• **Problem description**:
All entries should be output exactly as they stand.

[Records from a data source]
= = =

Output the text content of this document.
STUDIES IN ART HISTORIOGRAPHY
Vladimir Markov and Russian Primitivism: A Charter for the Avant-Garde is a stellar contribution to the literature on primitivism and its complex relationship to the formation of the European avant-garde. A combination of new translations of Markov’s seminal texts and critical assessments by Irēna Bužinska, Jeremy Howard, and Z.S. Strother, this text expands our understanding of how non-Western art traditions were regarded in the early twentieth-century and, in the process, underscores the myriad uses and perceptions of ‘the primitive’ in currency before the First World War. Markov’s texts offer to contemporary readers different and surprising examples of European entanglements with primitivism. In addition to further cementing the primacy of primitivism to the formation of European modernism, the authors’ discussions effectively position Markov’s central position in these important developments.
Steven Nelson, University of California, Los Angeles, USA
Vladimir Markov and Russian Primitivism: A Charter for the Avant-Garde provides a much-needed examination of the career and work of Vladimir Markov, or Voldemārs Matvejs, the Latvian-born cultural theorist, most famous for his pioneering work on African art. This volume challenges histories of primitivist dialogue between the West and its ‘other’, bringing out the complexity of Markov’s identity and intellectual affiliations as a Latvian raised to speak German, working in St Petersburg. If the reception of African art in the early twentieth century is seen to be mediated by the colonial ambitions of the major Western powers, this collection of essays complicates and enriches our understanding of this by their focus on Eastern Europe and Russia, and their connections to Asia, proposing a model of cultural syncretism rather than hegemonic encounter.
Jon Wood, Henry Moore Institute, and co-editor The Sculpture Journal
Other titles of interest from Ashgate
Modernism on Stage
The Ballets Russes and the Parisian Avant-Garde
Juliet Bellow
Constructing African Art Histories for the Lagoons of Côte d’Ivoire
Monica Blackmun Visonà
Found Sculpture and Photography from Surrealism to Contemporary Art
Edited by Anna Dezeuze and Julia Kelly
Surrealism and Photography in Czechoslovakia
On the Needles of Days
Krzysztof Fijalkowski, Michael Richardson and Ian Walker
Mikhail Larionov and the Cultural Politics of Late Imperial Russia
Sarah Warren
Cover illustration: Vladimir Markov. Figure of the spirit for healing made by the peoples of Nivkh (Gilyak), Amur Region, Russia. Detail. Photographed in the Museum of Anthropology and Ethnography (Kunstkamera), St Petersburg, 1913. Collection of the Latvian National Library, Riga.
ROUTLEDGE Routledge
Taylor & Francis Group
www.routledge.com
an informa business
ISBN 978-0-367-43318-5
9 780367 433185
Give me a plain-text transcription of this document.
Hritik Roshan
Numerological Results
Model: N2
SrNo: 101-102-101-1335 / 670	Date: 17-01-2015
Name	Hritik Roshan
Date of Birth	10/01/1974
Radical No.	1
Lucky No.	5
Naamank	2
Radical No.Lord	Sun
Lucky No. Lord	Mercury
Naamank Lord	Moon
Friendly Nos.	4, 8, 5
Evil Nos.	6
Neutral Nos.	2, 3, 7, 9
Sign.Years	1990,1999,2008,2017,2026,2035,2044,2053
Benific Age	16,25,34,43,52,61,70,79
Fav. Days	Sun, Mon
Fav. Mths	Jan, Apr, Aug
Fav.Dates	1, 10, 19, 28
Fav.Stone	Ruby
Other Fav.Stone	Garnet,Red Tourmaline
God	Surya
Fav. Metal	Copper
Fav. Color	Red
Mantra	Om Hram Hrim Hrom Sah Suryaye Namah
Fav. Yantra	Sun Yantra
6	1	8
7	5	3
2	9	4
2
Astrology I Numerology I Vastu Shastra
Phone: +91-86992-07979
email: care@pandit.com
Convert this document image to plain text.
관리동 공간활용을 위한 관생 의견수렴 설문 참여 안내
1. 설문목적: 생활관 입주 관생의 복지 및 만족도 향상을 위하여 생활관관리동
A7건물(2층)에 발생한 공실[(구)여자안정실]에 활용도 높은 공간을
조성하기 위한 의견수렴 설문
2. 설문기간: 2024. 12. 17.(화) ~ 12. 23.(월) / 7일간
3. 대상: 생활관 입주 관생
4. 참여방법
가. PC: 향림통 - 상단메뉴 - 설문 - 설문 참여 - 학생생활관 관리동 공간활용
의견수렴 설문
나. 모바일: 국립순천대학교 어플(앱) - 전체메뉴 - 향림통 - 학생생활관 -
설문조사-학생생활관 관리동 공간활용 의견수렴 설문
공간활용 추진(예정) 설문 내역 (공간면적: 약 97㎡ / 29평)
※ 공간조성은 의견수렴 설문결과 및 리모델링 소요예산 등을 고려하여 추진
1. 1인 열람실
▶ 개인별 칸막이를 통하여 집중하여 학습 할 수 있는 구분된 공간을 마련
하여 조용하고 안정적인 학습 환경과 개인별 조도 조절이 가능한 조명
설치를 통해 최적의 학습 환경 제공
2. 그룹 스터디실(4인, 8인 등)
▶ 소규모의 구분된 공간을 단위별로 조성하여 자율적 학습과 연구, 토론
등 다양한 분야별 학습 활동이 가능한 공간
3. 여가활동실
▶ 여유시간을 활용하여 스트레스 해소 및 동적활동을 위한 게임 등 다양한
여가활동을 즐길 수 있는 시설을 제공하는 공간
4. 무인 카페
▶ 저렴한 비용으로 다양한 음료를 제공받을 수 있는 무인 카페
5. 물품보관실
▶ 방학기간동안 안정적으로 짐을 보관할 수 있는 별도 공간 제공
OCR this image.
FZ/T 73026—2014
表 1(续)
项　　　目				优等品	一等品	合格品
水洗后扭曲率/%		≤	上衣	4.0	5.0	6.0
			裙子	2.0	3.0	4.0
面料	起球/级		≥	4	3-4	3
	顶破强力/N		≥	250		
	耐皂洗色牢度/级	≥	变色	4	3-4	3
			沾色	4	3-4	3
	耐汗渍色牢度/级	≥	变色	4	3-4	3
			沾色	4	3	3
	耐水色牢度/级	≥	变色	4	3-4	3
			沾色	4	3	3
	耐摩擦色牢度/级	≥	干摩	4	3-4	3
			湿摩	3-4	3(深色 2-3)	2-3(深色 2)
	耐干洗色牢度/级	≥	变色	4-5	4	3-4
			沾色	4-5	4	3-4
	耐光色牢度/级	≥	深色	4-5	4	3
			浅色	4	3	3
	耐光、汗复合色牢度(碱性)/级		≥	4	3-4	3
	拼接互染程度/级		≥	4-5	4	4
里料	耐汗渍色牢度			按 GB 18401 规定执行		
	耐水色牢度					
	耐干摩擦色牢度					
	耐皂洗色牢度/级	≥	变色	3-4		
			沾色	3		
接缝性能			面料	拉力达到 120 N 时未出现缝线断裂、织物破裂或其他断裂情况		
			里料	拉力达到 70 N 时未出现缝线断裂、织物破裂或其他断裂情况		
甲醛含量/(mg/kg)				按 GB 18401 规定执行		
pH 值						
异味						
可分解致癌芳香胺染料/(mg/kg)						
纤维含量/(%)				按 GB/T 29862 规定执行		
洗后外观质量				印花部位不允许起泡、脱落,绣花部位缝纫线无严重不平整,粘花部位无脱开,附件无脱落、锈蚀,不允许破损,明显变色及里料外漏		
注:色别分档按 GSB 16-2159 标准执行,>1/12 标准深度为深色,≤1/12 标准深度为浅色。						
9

= = =

• **Answer for the task**:
Output the text content of this document.
STUDIES IN ART HISTORIOGRAPHY
Vladimir Markov and Russian Primitivism: A Charter for the Avant-Garde is a stellar contribution to the literature on primitivism and its complex relationship to the formation of the European avant-garde. A combination of new translations of Markov’s seminal texts and critical assessments by Irēna Bužinska, Jeremy Howard, and Z.S. Strother, this text expands our understanding of how non-Western art traditions were regarded in the early twentieth-century and, in the process, underscores the myriad uses and perceptions of ‘the primitive’ in currency before the First World War. Markov’s texts offer to contemporary readers different and surprising examples of European entanglements with primitivism. In addition to further cementing the primacy of primitivism to the formation of European modernism, the authors’ discussions effectively position Markov’s central position in these important developments.
Steven Nelson, University of California, Los Angeles, USA
Vladimir Markov and Russian Primitivism: A Charter for the Avant-Garde provides a much-needed examination of the career and work of Vladimir Markov, or Voldemārs Matvejs, the Latvian-born cultural theorist, most famous for his pioneering work on African art. This volume challenges histories of primitivist dialogue between the West and its ‘other’, bringing out the complexity of Markov’s identity and intellectual affiliations as a Latvian raised to speak German, working in St Petersburg. If the reception of African art in the early twentieth century is seen to be mediated by the colonial ambitions of the major Western powers, this collection of essays complicates and enriches our understanding of this by their focus on Eastern Europe and Russia, and their connections to Asia, proposing a model of cultural syncretism rather than hegemonic encounter.
Jon Wood, Henry Moore Institute, and co-editor The Sculpture Journal
Other titles of interest from Ashgate
Modernism on Stage
The Ballets Russes and the Parisian Avant-Garde
Juliet Bellow
Constructing African Art Histories for the Lagoons of Côte d’Ivoire
Monica Blackmun Visonà
Found Sculpture and Photography from Surrealism to Contemporary Art
Edited by Anna Dezeuze and Julia Kelly
Surrealism and Photography in Czechoslovakia
On the Needles of Days
Krzysztof Fijalkowski, Michael Richardson and Ian Walker
Mikhail Larionov and the Cultural Politics of Late Imperial Russia
Sarah Warren
Cover illustration: Vladimir Markov. Figure of the spirit for healing made by the peoples of Nivkh (Gilyak), Amur Region, Russia. Detail. Photographed in the Museum of Anthropology and Ethnography (Kunstkamera), St Petersburg, 1913. Collection of the Latvian National Library, Riga.
ROUTLEDGE Routledge
Taylor & Francis Group
www.routledge.com
an informa business
ISBN 978-0-367-43318-5
9 780367 433185
Give me a plain-text transcription of this document.
Hritik Roshan
Numerological Results
Model: N2
SrNo: 101-102-101-1335 / 670	Date: 17-01-2015
Name	Hritik Roshan
Date of Birth	10/01/1974
Radical No.	1
Lucky No.	5
Naamank	2
Radical No.Lord	Sun
Lucky No. Lord	Mercury
Naamank Lord	Moon
Friendly Nos.	4, 8, 5
Evil Nos.	6
Neutral Nos.	2, 3, 7, 9
Sign.Years	1990,1999,2008,2017,2026,2035,2044,2053
Benific Age	16,25,34,43,52,61,70,79
Fav. Days	Sun, Mon
Fav. Mths	Jan, Apr, Aug
Fav.Dates	1, 10, 19, 28
Fav.Stone	Ruby
Other Fav.Stone	Garnet,Red Tourmaline
God	Surya
Fav. Metal	Copper
Fav. Color	Red
Mantra	Om Hram Hrim Hrom Sah Suryaye Namah
Fav. Yantra	Sun Yantra
6	1	8
7	5	3
2	9	4
2
Astrology I Numerology I Vastu Shastra
Phone: +91-86992-07979
email: care@pandit.com
Convert this document image to plain text.
관리동 공간활용을 위한 관생 의견수렴 설문 참여 안내
1. 설문목적: 생활관 입주 관생의 복지 및 만족도 향상을 위하여 생활관관리동
A7건물(2층)에 발생한 공실[(구)여자안정실]에 활용도 높은 공간을
조성하기 위한 의견수렴 설문
2. 설문기간: 2024. 12. 17.(화) ~ 12. 23.(월) / 7일간
3. 대상: 생활관 입주 관생
4. 참여방법
가. PC: 향림통 - 상단메뉴 - 설문 - 설문 참여 - 학생생활관 관리동 공간활용
의견수렴 설문
나. 모바일: 국립순천대학교 어플(앱) - 전체메뉴 - 향림통 - 학생생활관 -
설문조사-학생생활관 관리동 공간활용 의견수렴 설문
공간활용 추진(예정) 설문 내역 (공간면적: 약 97㎡ / 29평)
※ 공간조성은 의견수렴 설문결과 및 리모델링 소요예산 등을 고려하여 추진
1. 1인 열람실
▶ 개인별 칸막이를 통하여 집중하여 학습 할 수 있는 구분된 공간을 마련
하여 조용하고 안정적인 학습 환경과 개인별 조도 조절이 가능한 조명
설치를 통해 최적의 학습 환경 제공
2. 그룹 스터디실(4인, 8인 등)
▶ 소규모의 구분된 공간을 단위별로 조성하여 자율적 학습과 연구, 토론
등 다양한 분야별 학습 활동이 가능한 공간
3. 여가활동실
▶ 여유시간을 활용하여 스트레스 해소 및 동적활동을 위한 게임 등 다양한
여가활동을 즐길 수 있는 시설을 제공하는 공간
4. 무인 카페
▶ 저렴한 비용으로 다양한 음료를 제공받을 수 있는 무인 카페
5. 물품보관실
▶ 방학기간동안 안정적으로 짐을 보관할 수 있는 별도 공간 제공
OCR this image.
FZ/T 73026—2014
表 1(续)
项　　　目				优等品	一等品	合格品
水洗后扭曲率/%		≤	上衣	4.0	5.0	6.0
			裙子	2.0	3.0	4.0
面料	起球/级		≥	4	3-4	3
	顶破强力/N		≥	250		
	耐皂洗色牢度/级	≥	变色	4	3-4	3
			沾色	4	3-4	3
	耐汗渍色牢度/级	≥	变色	4	3-4	3
			沾色	4	3	3
	耐水色牢度/级	≥	变色	4	3-4	3
			沾色	4	3	3
	耐摩擦色牢度/级	≥	干摩	4	3-4	3
			湿摩	3-4	3(深色 2-3)	2-3(深色 2)
	耐干洗色牢度/级	≥	变色	4-5	4	3-4
			沾色	4-5	4	3-4
	耐光色牢度/级	≥	深色	4-5	4	3
			浅色	4	3	3
	耐光、汗复合色牢度(碱性)/级		≥	4	3-4	3
	拼接互染程度/级		≥	4-5	4	4
里料	耐汗渍色牢度			按 GB 18401 规定执行		
	耐水色牢度					
	耐干摩擦色牢度					
	耐皂洗色牢度/级	≥	变色	3-4		
			沾色	3		
接缝性能			面料	拉力达到 120 N 时未出现缝线断裂、织物破裂或其他断裂情况		
			里料	拉力达到 70 N 时未出现缝线断裂、织物破裂或其他断裂情况		
甲醛含量/(mg/kg)				按 GB 18401 规定执行		
pH 值						
异味						
可分解致癌芳香胺染料/(mg/kg)						
纤维含量/(%)				按 GB/T 29862 规定执行		
洗后外观质量				印花部位不允许起泡、脱落,绣花部位缝纫线无严重不平整,粘花部位无脱开,附件无脱落、锈蚀,不允许破损,明显变色及里料外漏		
注:色别分档按 GSB 16-2159 标准执行,>1/12 标准深度为深色,≤1/12 标准深度为浅色。						
9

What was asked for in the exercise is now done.